— begin Material for this task —

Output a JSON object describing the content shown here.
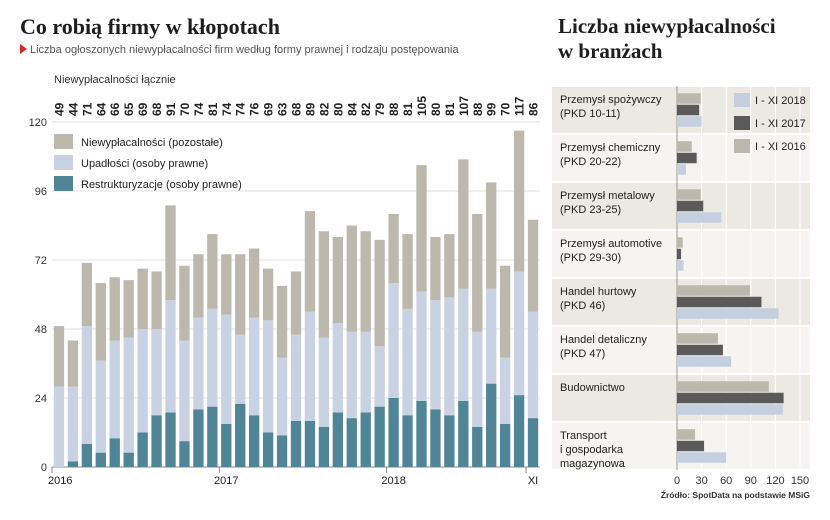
{
  "left": {
    "title": "Co robią firmy w kłopotach",
    "subtitle": "Liczba ogłoszonych niewypłacalności firm według formy prawnej i rodzaju postępowania",
    "total_label": "Niewypłacalności łącznie"
  },
  "right": {
    "title_line1": "Liczba niewypłacalności",
    "title_line2": "w branżach"
  },
  "source": "Źródło: SpotData na podstawie MSiG",
  "colors": {
    "pozostale": "#bdb8ae",
    "upadlosci": "#c9d2e2",
    "restrukturyzacje": "#4f8597",
    "y2018": "#c5cfe0",
    "y2017": "#5b5a5a",
    "y2016": "#bdb8ae",
    "band": "#ece8e2",
    "accent": "#d9262a"
  },
  "chart_data": [
    {
      "type": "bar",
      "stacked": true,
      "title": "Co robią firmy w kłopotach",
      "subtitle": "Liczba ogłoszonych niewypłacalności firm według formy prawnej i rodzaju postępowania",
      "ylim": [
        0,
        120
      ],
      "yticks": [
        0,
        24,
        48,
        72,
        96,
        120
      ],
      "grid": true,
      "legend_position": "top-left",
      "x_tick_labels": [
        {
          "index": 0,
          "label": "2016"
        },
        {
          "index": 12,
          "label": "2017"
        },
        {
          "index": 24,
          "label": "2018"
        },
        {
          "index": 34,
          "label": "XI"
        }
      ],
      "totals": [
        49,
        44,
        71,
        64,
        66,
        65,
        69,
        68,
        91,
        70,
        74,
        81,
        74,
        74,
        76,
        69,
        63,
        68,
        89,
        82,
        80,
        84,
        82,
        79,
        88,
        81,
        105,
        80,
        81,
        107,
        88,
        99,
        70,
        117,
        86
      ],
      "series": [
        {
          "name": "Restrukturyzacje (osoby prawne)",
          "color_key": "restrukturyzacje",
          "values": [
            0,
            2,
            8,
            5,
            10,
            5,
            12,
            18,
            19,
            9,
            20,
            21,
            15,
            22,
            18,
            12,
            11,
            16,
            16,
            14,
            19,
            17,
            19,
            21,
            24,
            18,
            23,
            20,
            18,
            23,
            14,
            29,
            15,
            25,
            17
          ]
        },
        {
          "name": "Upadłości (osoby prawne)",
          "color_key": "upadlosci",
          "values": [
            28,
            26,
            41,
            32,
            34,
            40,
            36,
            30,
            39,
            35,
            32,
            34,
            38,
            24,
            34,
            39,
            27,
            30,
            38,
            31,
            31,
            30,
            28,
            21,
            40,
            37,
            38,
            38,
            41,
            39,
            33,
            33,
            23,
            43,
            37
          ]
        },
        {
          "name": "Niewypłacalności (pozostałe)",
          "color_key": "pozostale",
          "values": [
            21,
            16,
            22,
            27,
            22,
            20,
            21,
            20,
            33,
            26,
            22,
            26,
            21,
            28,
            24,
            18,
            25,
            22,
            35,
            37,
            30,
            37,
            35,
            37,
            24,
            26,
            44,
            22,
            22,
            45,
            41,
            37,
            32,
            49,
            32
          ]
        }
      ]
    },
    {
      "type": "bar",
      "orientation": "horizontal",
      "title": "Liczba niewypłacalności w branżach",
      "xlim": [
        0,
        150
      ],
      "xticks": [
        0,
        30,
        60,
        90,
        120,
        150
      ],
      "legend_position": "top-right",
      "categories": [
        {
          "line1": "Przemysł spożywczy",
          "line2": "(PKD 10-11)"
        },
        {
          "line1": "Przemysł chemiczny",
          "line2": "(PKD 20-22)"
        },
        {
          "line1": "Przemysł metalowy",
          "line2": "(PKD 23-25)"
        },
        {
          "line1": "Przemysł automotive",
          "line2": "(PKD 29-30)"
        },
        {
          "line1": "Handel hurtowy",
          "line2": "(PKD 46)"
        },
        {
          "line1": "Handel detaliczny",
          "line2": "(PKD 47)"
        },
        {
          "line1": "Budownictwo",
          "line2": ""
        },
        {
          "line1": "Transport",
          "line2": "i gospodarka",
          "line3": "magazynowa"
        }
      ],
      "series": [
        {
          "name": "I - XI 2016",
          "color_key": "y2016",
          "values": [
            29,
            18,
            29,
            7,
            89,
            50,
            112,
            22
          ]
        },
        {
          "name": "I - XI 2017",
          "color_key": "y2017",
          "values": [
            27,
            24,
            32,
            5,
            103,
            56,
            130,
            33
          ]
        },
        {
          "name": "I - XI 2018",
          "color_key": "y2018",
          "values": [
            30,
            11,
            54,
            8,
            124,
            66,
            129,
            60
          ]
        }
      ]
    }
  ]
}
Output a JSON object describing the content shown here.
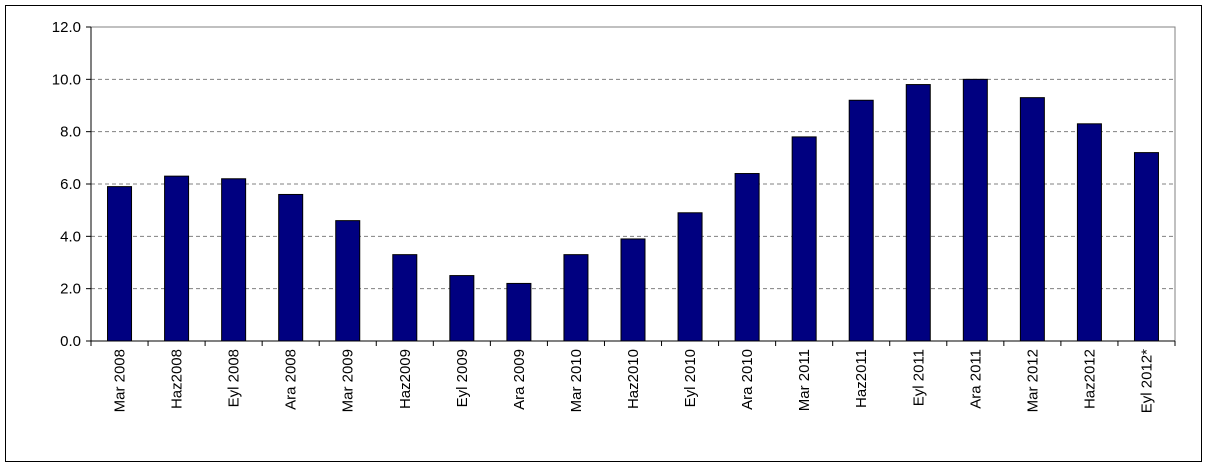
{
  "chart_data": {
    "type": "bar",
    "title": "",
    "xlabel": "",
    "ylabel": "",
    "ylim": [
      0,
      12
    ],
    "yticks": [
      "0.0",
      "2.0",
      "4.0",
      "6.0",
      "8.0",
      "10.0",
      "12.0"
    ],
    "grid": true,
    "legend": "none",
    "categories": [
      "Mar 2008",
      "Haz2008",
      "Eyl 2008",
      "Ara 2008",
      "Mar 2009",
      "Haz2009",
      "Eyl 2009",
      "Ara 2009",
      "Mar 2010",
      "Haz2010",
      "Eyl 2010",
      "Ara 2010",
      "Mar 2011",
      "Haz2011",
      "Eyl 2011",
      "Ara 2011",
      "Mar 2012",
      "Haz2012",
      "Eyl 2012*"
    ],
    "values": [
      5.9,
      6.3,
      6.2,
      5.6,
      4.6,
      3.3,
      2.5,
      2.2,
      3.3,
      3.9,
      4.9,
      6.4,
      7.8,
      9.2,
      9.8,
      10.0,
      9.3,
      8.3,
      7.2
    ],
    "colors": {
      "bar": "#000080",
      "grid": "#808080",
      "plot_border": "#808080"
    }
  }
}
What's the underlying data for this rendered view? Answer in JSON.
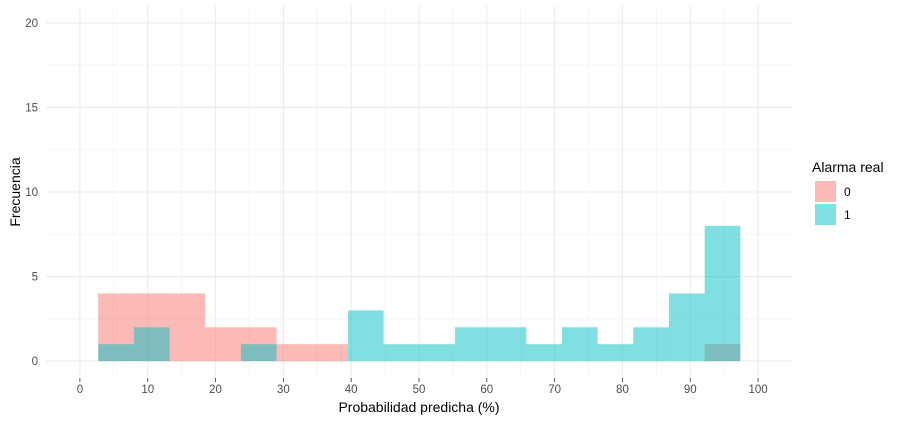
{
  "chart_data": {
    "type": "histogram",
    "xlabel": "Probabilidad predicha (%)",
    "ylabel": "Frecuencia",
    "xlim": [
      -5,
      105
    ],
    "ylim": [
      -1,
      21
    ],
    "x_ticks": [
      0,
      10,
      20,
      30,
      40,
      50,
      60,
      70,
      80,
      90,
      100
    ],
    "x_tick_labels": [
      "0",
      "10",
      "20",
      "30",
      "40",
      "50",
      "60",
      "70",
      "80",
      "90",
      "100"
    ],
    "y_ticks": [
      0,
      5,
      10,
      15,
      20
    ],
    "y_tick_labels": [
      "0",
      "5",
      "10",
      "15",
      "20"
    ],
    "bin_width": 5.26,
    "bin_starts": [
      2.7,
      7.96,
      13.22,
      18.48,
      23.74,
      29.0,
      34.26,
      39.52,
      44.78,
      50.04,
      55.3,
      60.56,
      65.82,
      71.08,
      76.34,
      81.6,
      86.86,
      92.12
    ],
    "legend_title": "Alarma real",
    "legend_position": "right",
    "grid": true,
    "overlap_color": "#7FB3AF",
    "series": [
      {
        "name": "0",
        "color": "#F8766D",
        "counts": [
          4,
          4,
          4,
          2,
          2,
          1,
          1,
          0,
          0,
          0,
          0,
          0,
          0,
          0,
          0,
          0,
          0,
          1
        ]
      },
      {
        "name": "1",
        "color": "#00BFC4",
        "counts": [
          1,
          2,
          0,
          0,
          1,
          0,
          0,
          3,
          1,
          1,
          2,
          2,
          1,
          2,
          1,
          2,
          4,
          8
        ]
      }
    ]
  }
}
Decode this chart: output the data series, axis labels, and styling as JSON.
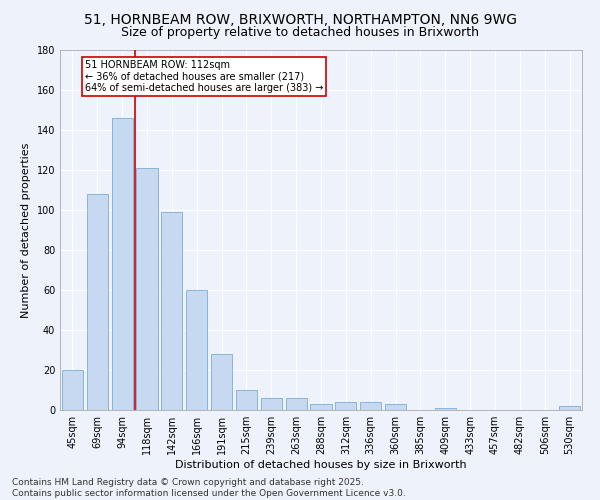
{
  "title": "51, HORNBEAM ROW, BRIXWORTH, NORTHAMPTON, NN6 9WG",
  "subtitle": "Size of property relative to detached houses in Brixworth",
  "xlabel": "Distribution of detached houses by size in Brixworth",
  "ylabel": "Number of detached properties",
  "categories": [
    "45sqm",
    "69sqm",
    "94sqm",
    "118sqm",
    "142sqm",
    "166sqm",
    "191sqm",
    "215sqm",
    "239sqm",
    "263sqm",
    "288sqm",
    "312sqm",
    "336sqm",
    "360sqm",
    "385sqm",
    "409sqm",
    "433sqm",
    "457sqm",
    "482sqm",
    "506sqm",
    "530sqm"
  ],
  "values": [
    20,
    108,
    146,
    121,
    99,
    60,
    28,
    10,
    6,
    6,
    3,
    4,
    4,
    3,
    0,
    1,
    0,
    0,
    0,
    0,
    2
  ],
  "bar_color": "#c6d9f1",
  "bar_edge_color": "#7bafd4",
  "annotation_text": "51 HORNBEAM ROW: 112sqm\n← 36% of detached houses are smaller (217)\n64% of semi-detached houses are larger (383) →",
  "annotation_box_color": "#ffffff",
  "annotation_border_color": "#cc0000",
  "ylim": [
    0,
    180
  ],
  "yticks": [
    0,
    20,
    40,
    60,
    80,
    100,
    120,
    140,
    160,
    180
  ],
  "footer": "Contains HM Land Registry data © Crown copyright and database right 2025.\nContains public sector information licensed under the Open Government Licence v3.0.",
  "background_color": "#eef2fa",
  "grid_color": "#ffffff",
  "title_fontsize": 10,
  "subtitle_fontsize": 9,
  "axis_label_fontsize": 8,
  "tick_fontsize": 7,
  "annotation_fontsize": 7,
  "footer_fontsize": 6.5
}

— end Material for this task —

→ **Aim of the exercise**
State the count of lines with the word "houses" in them, and write nothing else.

→ **Result for this exercise**
3